(Dataset excerpts)
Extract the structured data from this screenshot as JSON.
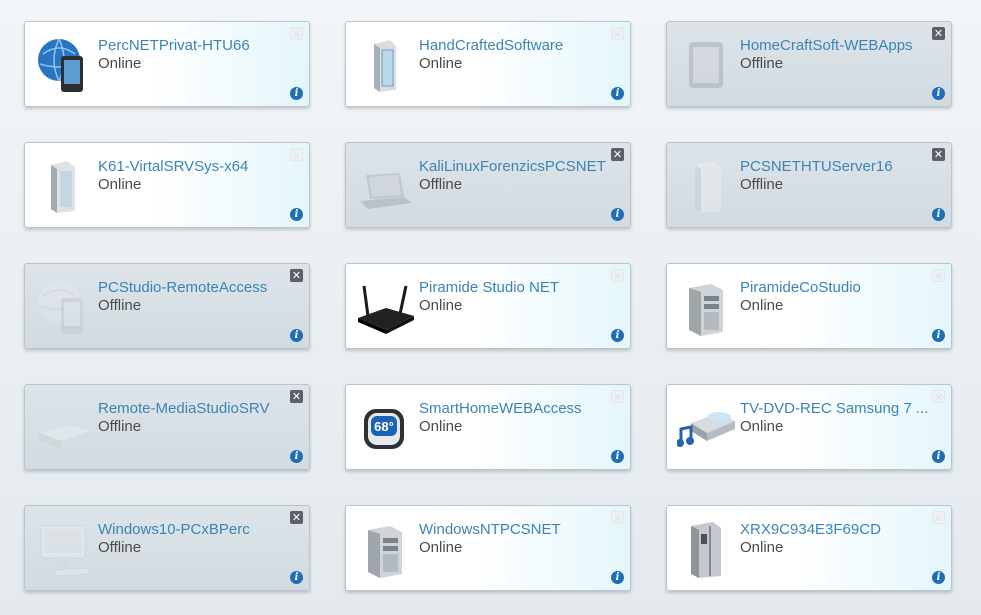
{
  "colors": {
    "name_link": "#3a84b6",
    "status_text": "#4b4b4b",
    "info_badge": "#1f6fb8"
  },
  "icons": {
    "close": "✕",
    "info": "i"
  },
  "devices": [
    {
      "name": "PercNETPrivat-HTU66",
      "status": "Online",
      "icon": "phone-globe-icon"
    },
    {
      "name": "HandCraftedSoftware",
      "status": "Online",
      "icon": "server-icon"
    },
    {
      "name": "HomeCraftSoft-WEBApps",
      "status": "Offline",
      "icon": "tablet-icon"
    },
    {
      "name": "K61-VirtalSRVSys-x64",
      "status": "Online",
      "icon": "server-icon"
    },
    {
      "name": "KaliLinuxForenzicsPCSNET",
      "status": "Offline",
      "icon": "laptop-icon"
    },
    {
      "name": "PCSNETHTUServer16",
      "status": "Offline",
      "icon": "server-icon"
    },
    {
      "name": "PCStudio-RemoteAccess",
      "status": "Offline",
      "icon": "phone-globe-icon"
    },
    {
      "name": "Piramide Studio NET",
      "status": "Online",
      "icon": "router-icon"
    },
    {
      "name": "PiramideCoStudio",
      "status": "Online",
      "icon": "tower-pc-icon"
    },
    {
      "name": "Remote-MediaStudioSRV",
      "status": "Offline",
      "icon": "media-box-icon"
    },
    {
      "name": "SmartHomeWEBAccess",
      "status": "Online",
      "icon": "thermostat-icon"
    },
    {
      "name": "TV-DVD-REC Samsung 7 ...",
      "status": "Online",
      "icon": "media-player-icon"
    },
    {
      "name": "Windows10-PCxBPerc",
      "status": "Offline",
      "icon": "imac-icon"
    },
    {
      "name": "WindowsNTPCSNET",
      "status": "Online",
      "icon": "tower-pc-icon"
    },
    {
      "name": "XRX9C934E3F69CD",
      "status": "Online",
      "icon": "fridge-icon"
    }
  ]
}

WHAT IS BEING ASKED
Write out all the entries word for word, but skip any images.

RESPONSE TO THIS TASK
Extract the structured data from this screenshot as JSON.
{
  "colors": {
    "name_link": "#3a84b6",
    "status_text": "#4b4b4b",
    "info_badge": "#1f6fb8"
  },
  "icons": {
    "close": "✕",
    "info": "i"
  },
  "devices": [
    {
      "name": "PercNETPrivat-HTU66",
      "status": "Online",
      "icon": "phone-globe-icon"
    },
    {
      "name": "HandCraftedSoftware",
      "status": "Online",
      "icon": "server-icon"
    },
    {
      "name": "HomeCraftSoft-WEBApps",
      "status": "Offline",
      "icon": "tablet-icon"
    },
    {
      "name": "K61-VirtalSRVSys-x64",
      "status": "Online",
      "icon": "server-icon"
    },
    {
      "name": "KaliLinuxForenzicsPCSNET",
      "status": "Offline",
      "icon": "laptop-icon"
    },
    {
      "name": "PCSNETHTUServer16",
      "status": "Offline",
      "icon": "server-icon"
    },
    {
      "name": "PCStudio-RemoteAccess",
      "status": "Offline",
      "icon": "phone-globe-icon"
    },
    {
      "name": "Piramide Studio NET",
      "status": "Online",
      "icon": "router-icon"
    },
    {
      "name": "PiramideCoStudio",
      "status": "Online",
      "icon": "tower-pc-icon"
    },
    {
      "name": "Remote-MediaStudioSRV",
      "status": "Offline",
      "icon": "media-box-icon"
    },
    {
      "name": "SmartHomeWEBAccess",
      "status": "Online",
      "icon": "thermostat-icon"
    },
    {
      "name": "TV-DVD-REC Samsung 7 ...",
      "status": "Online",
      "icon": "media-player-icon"
    },
    {
      "name": "Windows10-PCxBPerc",
      "status": "Offline",
      "icon": "imac-icon"
    },
    {
      "name": "WindowsNTPCSNET",
      "status": "Online",
      "icon": "tower-pc-icon"
    },
    {
      "name": "XRX9C934E3F69CD",
      "status": "Online",
      "icon": "fridge-icon"
    }
  ]
}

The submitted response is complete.